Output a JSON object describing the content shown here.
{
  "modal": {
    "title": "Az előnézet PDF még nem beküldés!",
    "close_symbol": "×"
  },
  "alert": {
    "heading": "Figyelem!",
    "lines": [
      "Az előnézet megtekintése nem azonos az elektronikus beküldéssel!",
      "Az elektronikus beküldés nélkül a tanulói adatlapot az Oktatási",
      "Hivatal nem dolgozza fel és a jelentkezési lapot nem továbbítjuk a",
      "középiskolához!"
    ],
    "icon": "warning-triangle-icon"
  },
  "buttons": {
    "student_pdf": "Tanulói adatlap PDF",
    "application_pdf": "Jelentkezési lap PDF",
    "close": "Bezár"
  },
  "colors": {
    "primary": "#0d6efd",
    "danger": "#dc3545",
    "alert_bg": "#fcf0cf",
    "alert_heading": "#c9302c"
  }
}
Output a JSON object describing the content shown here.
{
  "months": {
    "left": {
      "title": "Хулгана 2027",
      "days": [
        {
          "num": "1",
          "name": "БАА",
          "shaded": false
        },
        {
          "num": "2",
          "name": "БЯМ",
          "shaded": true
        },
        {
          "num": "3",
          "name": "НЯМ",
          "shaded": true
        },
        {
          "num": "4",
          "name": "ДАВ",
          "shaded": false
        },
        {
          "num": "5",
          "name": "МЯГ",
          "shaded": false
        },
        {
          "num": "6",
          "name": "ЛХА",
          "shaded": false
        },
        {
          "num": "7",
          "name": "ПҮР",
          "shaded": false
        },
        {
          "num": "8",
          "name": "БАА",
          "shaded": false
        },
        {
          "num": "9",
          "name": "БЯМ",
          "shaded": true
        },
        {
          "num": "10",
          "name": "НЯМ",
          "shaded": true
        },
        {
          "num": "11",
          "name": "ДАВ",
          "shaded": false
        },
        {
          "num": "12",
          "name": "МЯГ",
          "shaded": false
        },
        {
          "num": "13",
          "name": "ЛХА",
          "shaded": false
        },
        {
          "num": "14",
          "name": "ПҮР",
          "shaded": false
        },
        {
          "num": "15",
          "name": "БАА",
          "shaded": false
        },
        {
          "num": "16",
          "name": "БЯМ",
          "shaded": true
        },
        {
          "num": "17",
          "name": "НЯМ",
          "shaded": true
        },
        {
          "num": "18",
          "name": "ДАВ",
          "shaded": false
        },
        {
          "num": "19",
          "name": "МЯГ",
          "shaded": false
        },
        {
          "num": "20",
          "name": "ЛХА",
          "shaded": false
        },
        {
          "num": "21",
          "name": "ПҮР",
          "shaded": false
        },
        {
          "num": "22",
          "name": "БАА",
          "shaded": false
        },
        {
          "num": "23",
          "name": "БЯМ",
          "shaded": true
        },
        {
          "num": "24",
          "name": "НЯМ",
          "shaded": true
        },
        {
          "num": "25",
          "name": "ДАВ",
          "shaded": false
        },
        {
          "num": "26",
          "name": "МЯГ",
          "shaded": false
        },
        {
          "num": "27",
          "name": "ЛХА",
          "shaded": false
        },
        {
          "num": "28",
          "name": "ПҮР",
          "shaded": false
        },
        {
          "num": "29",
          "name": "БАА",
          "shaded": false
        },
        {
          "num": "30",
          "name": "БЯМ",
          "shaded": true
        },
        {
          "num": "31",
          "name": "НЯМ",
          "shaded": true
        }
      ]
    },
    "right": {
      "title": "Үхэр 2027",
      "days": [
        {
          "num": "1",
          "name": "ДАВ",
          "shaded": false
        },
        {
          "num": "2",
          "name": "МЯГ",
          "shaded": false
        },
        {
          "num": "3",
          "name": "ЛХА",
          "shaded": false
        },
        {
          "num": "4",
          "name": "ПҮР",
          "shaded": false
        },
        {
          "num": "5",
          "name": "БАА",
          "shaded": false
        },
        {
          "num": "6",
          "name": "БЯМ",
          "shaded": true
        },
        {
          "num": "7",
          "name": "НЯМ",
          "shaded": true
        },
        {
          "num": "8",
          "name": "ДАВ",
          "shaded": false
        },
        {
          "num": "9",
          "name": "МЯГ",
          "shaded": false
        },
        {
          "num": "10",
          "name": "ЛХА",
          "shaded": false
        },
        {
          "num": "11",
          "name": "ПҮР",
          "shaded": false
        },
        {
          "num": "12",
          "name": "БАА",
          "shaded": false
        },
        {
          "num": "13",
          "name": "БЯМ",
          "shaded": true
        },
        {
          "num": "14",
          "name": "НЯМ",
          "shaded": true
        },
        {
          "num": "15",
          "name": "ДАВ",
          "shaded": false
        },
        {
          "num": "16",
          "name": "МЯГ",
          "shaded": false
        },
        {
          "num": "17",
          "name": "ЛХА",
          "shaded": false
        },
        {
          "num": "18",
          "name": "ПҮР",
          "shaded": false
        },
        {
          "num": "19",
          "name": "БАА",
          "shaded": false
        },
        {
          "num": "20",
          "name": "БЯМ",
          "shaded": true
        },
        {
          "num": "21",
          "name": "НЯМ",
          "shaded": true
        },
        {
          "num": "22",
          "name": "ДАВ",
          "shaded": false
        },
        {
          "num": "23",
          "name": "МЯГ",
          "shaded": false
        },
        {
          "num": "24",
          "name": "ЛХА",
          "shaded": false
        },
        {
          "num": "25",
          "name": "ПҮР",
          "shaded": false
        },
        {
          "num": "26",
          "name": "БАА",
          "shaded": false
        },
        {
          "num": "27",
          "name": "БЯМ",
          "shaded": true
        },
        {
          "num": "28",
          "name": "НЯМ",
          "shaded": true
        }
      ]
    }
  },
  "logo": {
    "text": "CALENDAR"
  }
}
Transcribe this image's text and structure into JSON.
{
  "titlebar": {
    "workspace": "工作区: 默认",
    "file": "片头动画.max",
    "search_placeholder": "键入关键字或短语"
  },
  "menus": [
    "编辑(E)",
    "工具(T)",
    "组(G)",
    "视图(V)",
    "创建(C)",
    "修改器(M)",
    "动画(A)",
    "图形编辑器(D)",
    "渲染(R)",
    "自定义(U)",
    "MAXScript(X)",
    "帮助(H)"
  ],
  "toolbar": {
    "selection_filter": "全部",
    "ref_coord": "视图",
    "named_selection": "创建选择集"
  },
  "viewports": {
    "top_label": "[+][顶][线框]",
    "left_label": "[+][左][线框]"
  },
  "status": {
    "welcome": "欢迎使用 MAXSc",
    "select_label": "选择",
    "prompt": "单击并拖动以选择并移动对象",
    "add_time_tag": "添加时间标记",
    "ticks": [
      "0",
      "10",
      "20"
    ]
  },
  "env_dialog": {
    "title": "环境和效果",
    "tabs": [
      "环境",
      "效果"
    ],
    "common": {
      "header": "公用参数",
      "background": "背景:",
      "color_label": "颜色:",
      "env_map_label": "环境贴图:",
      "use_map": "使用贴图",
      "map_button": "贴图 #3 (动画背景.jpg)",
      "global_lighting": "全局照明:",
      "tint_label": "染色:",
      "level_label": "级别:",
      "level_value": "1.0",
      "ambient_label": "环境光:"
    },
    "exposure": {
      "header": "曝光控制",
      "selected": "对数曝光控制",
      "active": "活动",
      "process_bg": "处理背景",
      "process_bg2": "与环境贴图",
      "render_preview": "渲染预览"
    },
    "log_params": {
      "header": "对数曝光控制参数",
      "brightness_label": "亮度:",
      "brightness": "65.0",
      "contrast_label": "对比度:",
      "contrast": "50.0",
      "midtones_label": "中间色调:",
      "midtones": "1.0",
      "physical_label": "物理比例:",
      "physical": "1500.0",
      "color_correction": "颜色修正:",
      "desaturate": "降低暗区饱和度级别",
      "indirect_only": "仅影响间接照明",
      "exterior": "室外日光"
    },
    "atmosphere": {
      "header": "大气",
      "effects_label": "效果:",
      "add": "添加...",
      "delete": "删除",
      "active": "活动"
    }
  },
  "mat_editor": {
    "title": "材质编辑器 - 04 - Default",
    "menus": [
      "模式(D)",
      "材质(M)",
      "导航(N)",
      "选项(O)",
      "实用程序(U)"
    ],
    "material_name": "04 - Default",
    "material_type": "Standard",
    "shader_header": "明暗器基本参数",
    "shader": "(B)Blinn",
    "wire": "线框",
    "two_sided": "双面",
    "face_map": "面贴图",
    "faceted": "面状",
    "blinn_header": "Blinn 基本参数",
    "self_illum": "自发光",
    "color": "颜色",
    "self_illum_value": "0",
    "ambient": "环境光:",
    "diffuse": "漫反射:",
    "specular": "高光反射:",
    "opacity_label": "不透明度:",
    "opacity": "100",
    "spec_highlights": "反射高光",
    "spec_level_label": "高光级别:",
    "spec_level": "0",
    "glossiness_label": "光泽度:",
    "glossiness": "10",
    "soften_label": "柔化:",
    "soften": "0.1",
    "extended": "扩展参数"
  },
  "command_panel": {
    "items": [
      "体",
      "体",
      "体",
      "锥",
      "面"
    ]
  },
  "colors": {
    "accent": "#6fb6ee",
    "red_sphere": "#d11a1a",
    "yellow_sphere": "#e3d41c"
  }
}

■ ■ ■ ■ ■

- _Stated goal_: State the count of lines holding the string "text" in the listing above, and nothing else.

- _Output below_: 2